-- Start Input for this task --
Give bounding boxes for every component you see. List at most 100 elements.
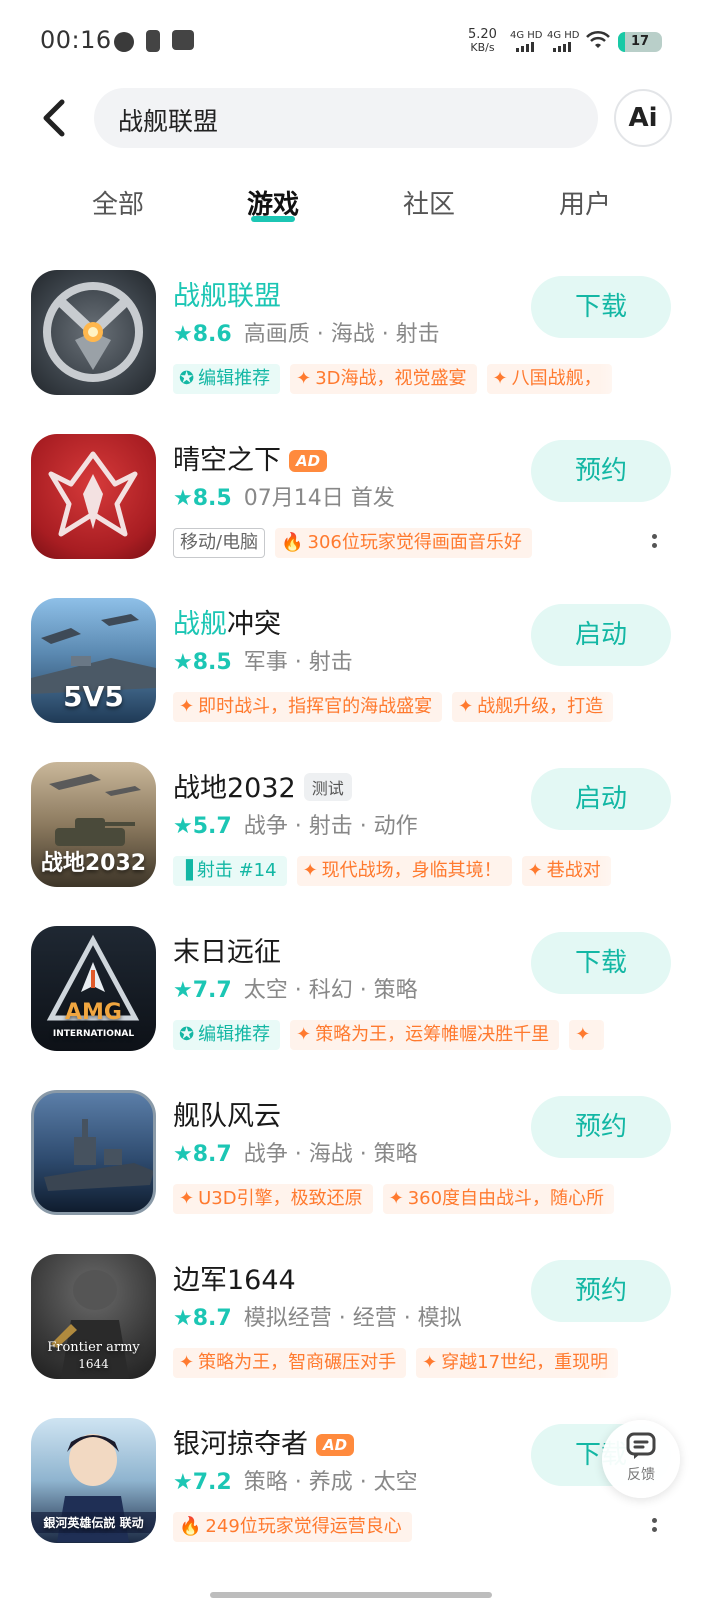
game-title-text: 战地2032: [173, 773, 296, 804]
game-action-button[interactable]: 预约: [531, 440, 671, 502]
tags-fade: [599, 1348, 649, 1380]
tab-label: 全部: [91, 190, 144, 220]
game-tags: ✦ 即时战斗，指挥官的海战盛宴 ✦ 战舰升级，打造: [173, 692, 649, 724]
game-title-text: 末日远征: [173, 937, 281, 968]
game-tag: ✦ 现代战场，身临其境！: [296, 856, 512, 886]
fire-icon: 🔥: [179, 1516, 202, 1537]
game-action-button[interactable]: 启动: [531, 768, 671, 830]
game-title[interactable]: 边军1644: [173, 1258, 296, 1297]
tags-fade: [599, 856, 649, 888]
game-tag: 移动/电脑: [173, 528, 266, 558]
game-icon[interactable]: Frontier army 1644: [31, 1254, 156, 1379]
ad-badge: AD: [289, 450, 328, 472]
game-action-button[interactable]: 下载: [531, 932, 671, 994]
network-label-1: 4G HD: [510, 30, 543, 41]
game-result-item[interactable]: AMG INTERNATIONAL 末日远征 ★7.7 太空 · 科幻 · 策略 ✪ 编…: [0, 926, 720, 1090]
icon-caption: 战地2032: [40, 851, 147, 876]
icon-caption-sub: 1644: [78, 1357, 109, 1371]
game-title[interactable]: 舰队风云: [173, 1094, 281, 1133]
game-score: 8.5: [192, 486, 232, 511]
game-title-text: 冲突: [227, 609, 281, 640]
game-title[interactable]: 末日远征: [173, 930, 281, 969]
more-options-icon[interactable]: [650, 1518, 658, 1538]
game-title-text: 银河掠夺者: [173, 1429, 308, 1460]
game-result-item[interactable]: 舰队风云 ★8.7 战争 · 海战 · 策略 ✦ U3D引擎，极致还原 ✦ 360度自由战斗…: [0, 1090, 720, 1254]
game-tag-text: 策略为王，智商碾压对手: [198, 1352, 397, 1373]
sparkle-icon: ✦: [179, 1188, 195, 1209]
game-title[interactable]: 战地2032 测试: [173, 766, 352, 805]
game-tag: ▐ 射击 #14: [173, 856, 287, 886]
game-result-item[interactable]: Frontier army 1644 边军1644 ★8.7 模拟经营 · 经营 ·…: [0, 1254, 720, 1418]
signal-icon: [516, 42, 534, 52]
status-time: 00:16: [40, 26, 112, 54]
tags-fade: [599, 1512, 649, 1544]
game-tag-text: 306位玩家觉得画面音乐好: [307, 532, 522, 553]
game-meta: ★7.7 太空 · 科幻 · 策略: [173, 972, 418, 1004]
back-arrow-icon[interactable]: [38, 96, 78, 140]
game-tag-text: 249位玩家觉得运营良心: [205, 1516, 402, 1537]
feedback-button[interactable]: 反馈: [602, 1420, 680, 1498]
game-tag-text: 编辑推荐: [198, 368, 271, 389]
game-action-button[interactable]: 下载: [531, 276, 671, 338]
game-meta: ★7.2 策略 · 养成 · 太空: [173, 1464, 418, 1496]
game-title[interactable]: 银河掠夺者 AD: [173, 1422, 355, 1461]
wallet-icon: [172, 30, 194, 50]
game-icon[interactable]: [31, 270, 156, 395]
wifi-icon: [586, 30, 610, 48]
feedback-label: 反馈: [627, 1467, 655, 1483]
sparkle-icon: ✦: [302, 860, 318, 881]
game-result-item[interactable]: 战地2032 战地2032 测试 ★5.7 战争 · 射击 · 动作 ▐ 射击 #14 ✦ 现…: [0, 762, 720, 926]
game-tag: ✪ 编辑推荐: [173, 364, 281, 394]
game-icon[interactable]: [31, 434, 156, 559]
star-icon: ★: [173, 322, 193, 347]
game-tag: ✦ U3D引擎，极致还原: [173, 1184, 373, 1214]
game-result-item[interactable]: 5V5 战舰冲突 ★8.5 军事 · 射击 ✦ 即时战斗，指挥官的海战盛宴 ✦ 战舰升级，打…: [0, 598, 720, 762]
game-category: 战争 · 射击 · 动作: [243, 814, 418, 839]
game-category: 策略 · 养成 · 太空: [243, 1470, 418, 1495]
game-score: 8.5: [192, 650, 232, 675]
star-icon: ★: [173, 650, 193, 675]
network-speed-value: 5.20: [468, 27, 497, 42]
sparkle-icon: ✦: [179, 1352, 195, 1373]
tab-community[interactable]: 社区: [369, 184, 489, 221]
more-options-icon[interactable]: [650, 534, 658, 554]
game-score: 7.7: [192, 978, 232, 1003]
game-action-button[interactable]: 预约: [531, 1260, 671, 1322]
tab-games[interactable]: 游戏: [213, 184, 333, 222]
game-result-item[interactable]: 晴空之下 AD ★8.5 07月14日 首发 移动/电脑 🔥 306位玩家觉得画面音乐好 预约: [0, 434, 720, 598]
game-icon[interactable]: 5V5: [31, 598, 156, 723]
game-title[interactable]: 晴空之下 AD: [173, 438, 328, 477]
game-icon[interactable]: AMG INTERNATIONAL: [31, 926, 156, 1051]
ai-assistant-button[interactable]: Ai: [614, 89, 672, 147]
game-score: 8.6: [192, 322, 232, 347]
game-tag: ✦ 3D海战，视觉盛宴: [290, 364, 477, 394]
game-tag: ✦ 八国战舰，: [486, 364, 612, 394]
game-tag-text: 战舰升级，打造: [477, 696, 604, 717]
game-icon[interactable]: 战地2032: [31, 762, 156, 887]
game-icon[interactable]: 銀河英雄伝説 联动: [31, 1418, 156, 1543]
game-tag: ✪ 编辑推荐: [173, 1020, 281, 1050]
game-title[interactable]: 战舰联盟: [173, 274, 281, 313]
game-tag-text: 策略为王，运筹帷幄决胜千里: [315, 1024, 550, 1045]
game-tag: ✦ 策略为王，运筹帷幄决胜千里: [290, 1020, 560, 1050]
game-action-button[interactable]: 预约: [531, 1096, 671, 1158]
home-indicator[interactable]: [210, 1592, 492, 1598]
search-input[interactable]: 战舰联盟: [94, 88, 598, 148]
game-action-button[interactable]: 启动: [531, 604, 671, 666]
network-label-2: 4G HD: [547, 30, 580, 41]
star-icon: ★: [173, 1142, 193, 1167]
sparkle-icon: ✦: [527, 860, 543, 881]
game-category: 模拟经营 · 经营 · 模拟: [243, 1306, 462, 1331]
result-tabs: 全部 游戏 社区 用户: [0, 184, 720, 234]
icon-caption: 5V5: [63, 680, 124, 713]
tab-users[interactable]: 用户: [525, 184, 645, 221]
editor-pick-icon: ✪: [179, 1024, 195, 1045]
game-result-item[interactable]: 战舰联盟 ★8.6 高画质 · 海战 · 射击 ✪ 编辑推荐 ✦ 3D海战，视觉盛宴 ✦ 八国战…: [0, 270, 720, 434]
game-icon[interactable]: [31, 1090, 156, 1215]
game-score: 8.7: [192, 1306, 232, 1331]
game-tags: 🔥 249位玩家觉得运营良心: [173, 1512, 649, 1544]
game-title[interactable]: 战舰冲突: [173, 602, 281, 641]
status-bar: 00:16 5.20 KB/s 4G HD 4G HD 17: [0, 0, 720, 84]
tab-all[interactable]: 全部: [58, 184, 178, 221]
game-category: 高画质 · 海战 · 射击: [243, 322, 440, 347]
-- End Input for this task --
▶ Exercise
Reproduce every line above word for word, leaving out the picture.

▶ Output
Give bounding boxes for every component you see. List at most 100 elements.
game-title-text: 战地2032: [173, 773, 296, 804]
game-action-button[interactable]: 预约: [531, 440, 671, 502]
tags-fade: [599, 1348, 649, 1380]
tab-label: 全部: [91, 190, 144, 220]
game-tags: ✦ 即时战斗，指挥官的海战盛宴 ✦ 战舰升级，打造: [173, 692, 649, 724]
game-title-text: 末日远征: [173, 937, 281, 968]
game-tag: ✦ 现代战场，身临其境！: [296, 856, 512, 886]
fire-icon: 🔥: [179, 1516, 202, 1537]
game-action-button[interactable]: 启动: [531, 768, 671, 830]
game-title[interactable]: 边军1644: [173, 1258, 296, 1297]
tags-fade: [599, 856, 649, 888]
game-tag: 移动/电脑: [173, 528, 266, 558]
game-icon[interactable]: Frontier army 1644: [31, 1254, 156, 1379]
ad-badge: AD: [289, 450, 328, 472]
game-action-button[interactable]: 下载: [531, 932, 671, 994]
network-label-1: 4G HD: [510, 30, 543, 41]
game-result-item[interactable]: AMG INTERNATIONAL 末日远征 ★7.7 太空 · 科幻 · 策略 ✪ 编…: [0, 926, 720, 1090]
icon-caption: 战地2032: [40, 851, 147, 876]
icon-caption-sub: 1644: [78, 1357, 109, 1371]
game-title[interactable]: 舰队风云: [173, 1094, 281, 1133]
game-score: 8.5: [192, 486, 232, 511]
game-title-text: 冲突: [227, 609, 281, 640]
game-title[interactable]: 末日远征: [173, 930, 281, 969]
more-options-icon[interactable]: [650, 1518, 658, 1538]
game-title-text: 银河掠夺者: [173, 1429, 308, 1460]
game-result-item[interactable]: 舰队风云 ★8.7 战争 · 海战 · 策略 ✦ U3D引擎，极致还原 ✦ 360度自由战斗…: [0, 1090, 720, 1254]
game-tag-text: 策略为王，智商碾压对手: [198, 1352, 397, 1373]
sparkle-icon: ✦: [179, 1188, 195, 1209]
game-title[interactable]: 战地2032 测试: [173, 766, 352, 805]
game-tag: ▐ 射击 #14: [173, 856, 287, 886]
game-result-item[interactable]: Frontier army 1644 边军1644 ★8.7 模拟经营 · 经营 ·…: [0, 1254, 720, 1418]
signal-icon: [516, 42, 534, 52]
status-time: 00:16: [40, 26, 112, 54]
tags-fade: [599, 1512, 649, 1544]
game-tag-text: 306位玩家觉得画面音乐好: [307, 532, 522, 553]
game-meta: ★7.7 太空 · 科幻 · 策略: [173, 972, 418, 1004]
back-arrow-icon[interactable]: [38, 96, 78, 140]
game-tag-text: 249位玩家觉得运营良心: [205, 1516, 402, 1537]
feedback-button[interactable]: 反馈: [602, 1420, 680, 1498]
game-tag-text: 编辑推荐: [198, 368, 271, 389]
game-action-button[interactable]: 下载: [531, 276, 671, 338]
game-meta: ★7.2 策略 · 养成 · 太空: [173, 1464, 418, 1496]
game-title[interactable]: 银河掠夺者 AD: [173, 1422, 355, 1461]
wallet-icon: [172, 30, 194, 50]
game-icon[interactable]: [31, 270, 156, 395]
wifi-icon: [586, 30, 610, 48]
feedback-label: 反馈: [627, 1467, 655, 1483]
sparkle-icon: ✦: [302, 860, 318, 881]
game-result-item[interactable]: 战地2032 战地2032 测试 ★5.7 战争 · 射击 · 动作 ▐ 射击 #14 ✦ 现…: [0, 762, 720, 926]
game-tag: ✪ 编辑推荐: [173, 364, 281, 394]
game-icon[interactable]: [31, 434, 156, 559]
star-icon: ★: [173, 322, 193, 347]
game-tag: ✦ U3D引擎，极致还原: [173, 1184, 373, 1214]
game-result-item[interactable]: 5V5 战舰冲突 ★8.5 军事 · 射击 ✦ 即时战斗，指挥官的海战盛宴 ✦ 战舰升级，打…: [0, 598, 720, 762]
game-category: 战争 · 射击 · 动作: [243, 814, 418, 839]
game-category: 策略 · 养成 · 太空: [243, 1470, 418, 1495]
game-score: 8.5: [192, 650, 232, 675]
star-icon: ★: [173, 650, 193, 675]
network-speed-value: 5.20: [468, 27, 497, 42]
sparkle-icon: ✦: [179, 1352, 195, 1373]
tab-community[interactable]: 社区: [369, 184, 489, 221]
more-options-icon[interactable]: [650, 534, 658, 554]
game-score: 7.7: [192, 978, 232, 1003]
game-action-button[interactable]: 预约: [531, 1260, 671, 1322]
tab-games[interactable]: 游戏: [213, 184, 333, 222]
game-result-item[interactable]: 晴空之下 AD ★8.5 07月14日 首发 移动/电脑 🔥 306位玩家觉得画面音乐好 预约: [0, 434, 720, 598]
game-icon[interactable]: 5V5: [31, 598, 156, 723]
game-title[interactable]: 晴空之下 AD: [173, 438, 328, 477]
game-icon[interactable]: AMG INTERNATIONAL: [31, 926, 156, 1051]
ai-assistant-button[interactable]: Ai: [614, 89, 672, 147]
game-score: 8.6: [192, 322, 232, 347]
game-tag: ✦ 3D海战，视觉盛宴: [290, 364, 477, 394]
game-tag: ✦ 八国战舰，: [486, 364, 612, 394]
game-tag-text: 战舰升级，打造: [477, 696, 604, 717]
game-icon[interactable]: 战地2032: [31, 762, 156, 887]
game-icon[interactable]: 銀河英雄伝説 联动: [31, 1418, 156, 1543]
game-tag: ✪ 编辑推荐: [173, 1020, 281, 1050]
game-title[interactable]: 战舰联盟: [173, 274, 281, 313]
game-tag-text: 策略为王，运筹帷幄决胜千里: [315, 1024, 550, 1045]
game-tag: ✦ 策略为王，运筹帷幄决胜千里: [290, 1020, 560, 1050]
game-action-button[interactable]: 预约: [531, 1096, 671, 1158]
home-indicator[interactable]: [210, 1592, 492, 1598]
search-input[interactable]: 战舰联盟: [94, 88, 598, 148]
game-action-button[interactable]: 启动: [531, 604, 671, 666]
network-label-2: 4G HD: [547, 30, 580, 41]
star-icon: ★: [173, 1142, 193, 1167]
sparkle-icon: ✦: [527, 860, 543, 881]
game-category: 模拟经营 · 经营 · 模拟: [243, 1306, 462, 1331]
result-tabs: 全部 游戏 社区 用户: [0, 184, 720, 234]
icon-caption: 5V5: [63, 680, 124, 713]
tab-users[interactable]: 用户: [525, 184, 645, 221]
editor-pick-icon: ✪: [179, 1024, 195, 1045]
game-result-item[interactable]: 战舰联盟 ★8.6 高画质 · 海战 · 射击 ✪ 编辑推荐 ✦ 3D海战，视觉盛宴 ✦ 八国战…: [0, 270, 720, 434]
game-icon[interactable]: [31, 1090, 156, 1215]
game-score: 8.7: [192, 1306, 232, 1331]
game-tags: 🔥 249位玩家觉得运营良心: [173, 1512, 649, 1544]
game-title[interactable]: 战舰冲突: [173, 602, 281, 641]
status-bar: 00:16 5.20 KB/s 4G HD 4G HD 17: [0, 0, 720, 84]
tab-all[interactable]: 全部: [58, 184, 178, 221]
game-category: 高画质 · 海战 · 射击: [243, 322, 440, 347]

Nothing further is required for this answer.